◆ The task ◆
Across the listing below, count the lines that mention the string "Resorts". Reply with the figure only.

Stored data

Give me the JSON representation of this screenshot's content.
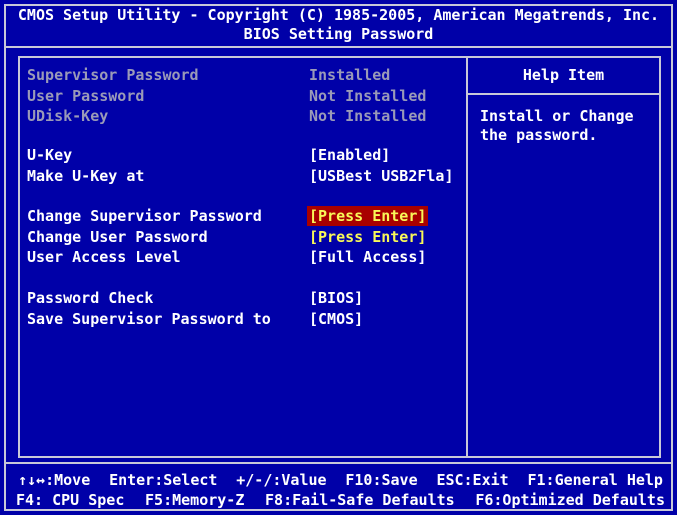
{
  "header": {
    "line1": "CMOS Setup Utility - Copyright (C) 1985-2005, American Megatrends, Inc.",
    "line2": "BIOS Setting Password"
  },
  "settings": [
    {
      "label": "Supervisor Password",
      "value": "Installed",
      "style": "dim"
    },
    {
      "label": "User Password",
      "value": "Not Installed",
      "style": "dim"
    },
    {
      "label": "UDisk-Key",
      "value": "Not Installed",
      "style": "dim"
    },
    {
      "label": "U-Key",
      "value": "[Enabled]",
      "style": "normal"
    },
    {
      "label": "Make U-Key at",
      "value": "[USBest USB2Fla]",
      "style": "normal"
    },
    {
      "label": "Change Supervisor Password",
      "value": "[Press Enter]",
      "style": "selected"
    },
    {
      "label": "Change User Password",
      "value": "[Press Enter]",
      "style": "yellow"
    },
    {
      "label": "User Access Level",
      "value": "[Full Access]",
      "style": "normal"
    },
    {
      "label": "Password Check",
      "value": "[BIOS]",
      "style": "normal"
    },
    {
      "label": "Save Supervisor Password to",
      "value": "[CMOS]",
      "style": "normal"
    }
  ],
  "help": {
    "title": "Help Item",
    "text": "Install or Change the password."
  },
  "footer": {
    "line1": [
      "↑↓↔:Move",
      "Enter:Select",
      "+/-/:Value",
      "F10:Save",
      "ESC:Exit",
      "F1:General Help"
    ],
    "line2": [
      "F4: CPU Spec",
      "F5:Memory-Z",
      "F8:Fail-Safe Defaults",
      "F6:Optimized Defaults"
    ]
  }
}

* * *

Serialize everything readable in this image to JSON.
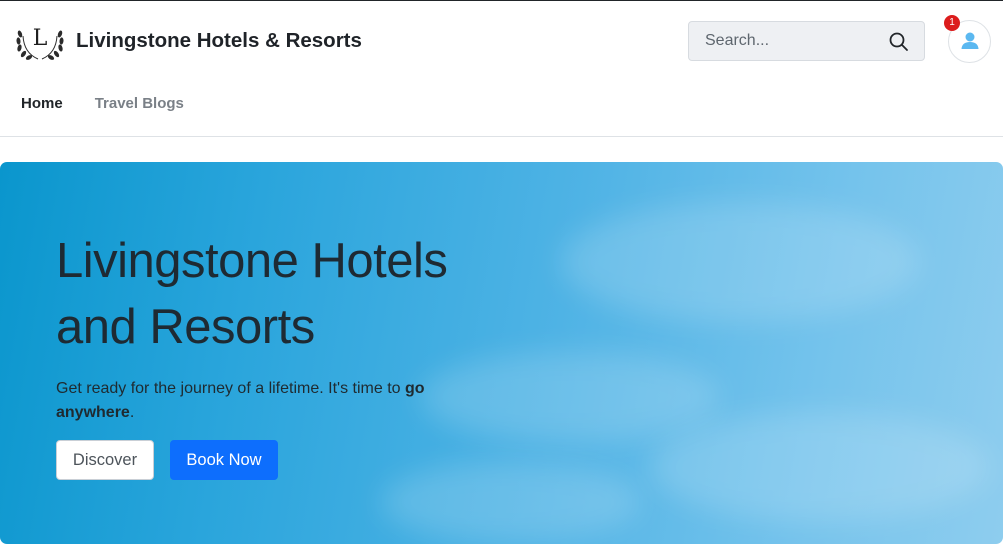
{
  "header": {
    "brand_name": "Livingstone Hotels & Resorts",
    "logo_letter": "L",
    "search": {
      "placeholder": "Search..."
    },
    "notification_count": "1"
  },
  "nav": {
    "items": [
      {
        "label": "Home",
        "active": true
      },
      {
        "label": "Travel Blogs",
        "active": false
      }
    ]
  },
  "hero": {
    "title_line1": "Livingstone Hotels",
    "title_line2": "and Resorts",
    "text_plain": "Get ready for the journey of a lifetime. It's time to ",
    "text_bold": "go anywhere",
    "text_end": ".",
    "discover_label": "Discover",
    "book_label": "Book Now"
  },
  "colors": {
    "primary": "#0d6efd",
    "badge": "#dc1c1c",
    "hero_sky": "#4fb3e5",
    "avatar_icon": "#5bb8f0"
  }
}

◆ Right answer ◆
2